:: ARTICLE

From: David Hildenbrand <david@redhat.com>
To: linux-kernel@vger.kernel.org
Cc: linux-mm@kvack.org, James Houghton <jthoughton@google.com>,
stable@vger.kernel.org, Peter Xu <peterx@redhat.com>,
Oscar Salvador <osalvador@suse.de>,
Muchun Song <muchun.song@linux.dev>,
Baolin Wang <baolin.wang@linux.alibaba.com>
Subject: Re: [PATCH v3] mm/hugetlb: fix hugetlb vs. core-mm PT locking
Date: Thu, 1 Aug 2024 10:50:18 +0200 [thread overview]
Message-ID: <541f6c23-77ad-4d46-a8ed-fb18c9b635b3@redhat.com> (raw)
In-Reply-To: <20240731122103.382509-1-david@redhat.com>
On 31.07.24 14:21, David Hildenbrand wrote:
> We recently made GUP's common page table walking code to also walk hugetlb
> VMAs without most hugetlb special-casing, preparing for the future of
> having less hugetlb-specific page table walking code in the codebase.
> Turns out that we missed one page table locking detail: page table locking
> for hugetlb folios that are not mapped using a single PMD/PUD.
James, Peter,
the following seems to get the job done. Thoughts?
diff --git a/include/linux/hugetlb.h b/include/linux/hugetlb.h
index 8e462205400d..776dc3914d9e 100644
--- a/include/linux/hugetlb.h
+++ b/include/linux/hugetlb.h
@@ -938,10 +938,40 @@ static inline bool htlb_allow_alloc_fallback(int reason)
static inline spinlock_t *huge_pte_lockptr(struct hstate *h,
struct mm_struct *mm, pte_t *pte)

::::

**TASK GOAL**
In the kernel mailing-list reply, reproduce the lines between "diff --git a/include/linux/hugetlb.h" and "bool htlb_allow_alloc_fallback(int reason)", inclusive, swapping "htlb_allow_alloc_fallback" for "hugetlb_allow_alloc_fallback". None of the material is needed.

:: MATERIAL PROVIDED

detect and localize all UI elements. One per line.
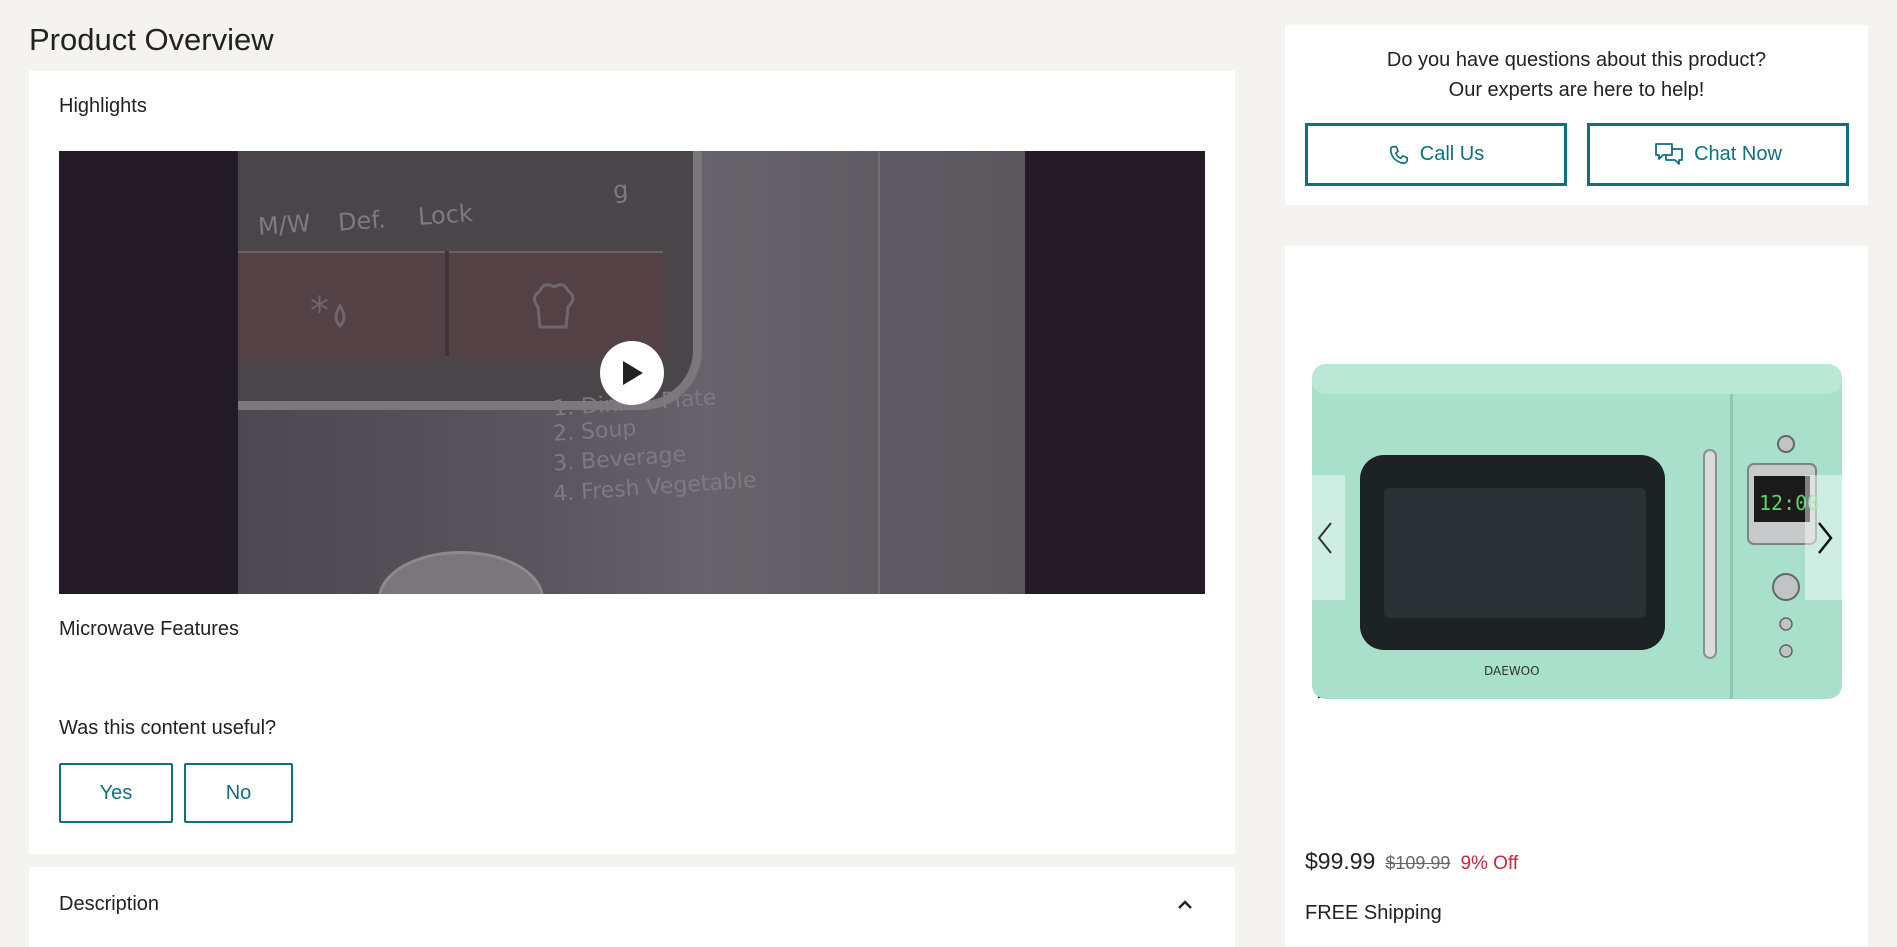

::::

**SOLUTION FOR THIS PROBLEM**
diff --git a/include/linux/hugetlb.h b/include/linux/hugetlb.h
index 8e462205400d..776dc3914d9e 100644
--- a/include/linux/hugetlb.h
+++ b/include/linux/hugetlb.h
@@ -938,10 +938,40 @@ static inline bool hugetlb_allow_alloc_fallback(int reason)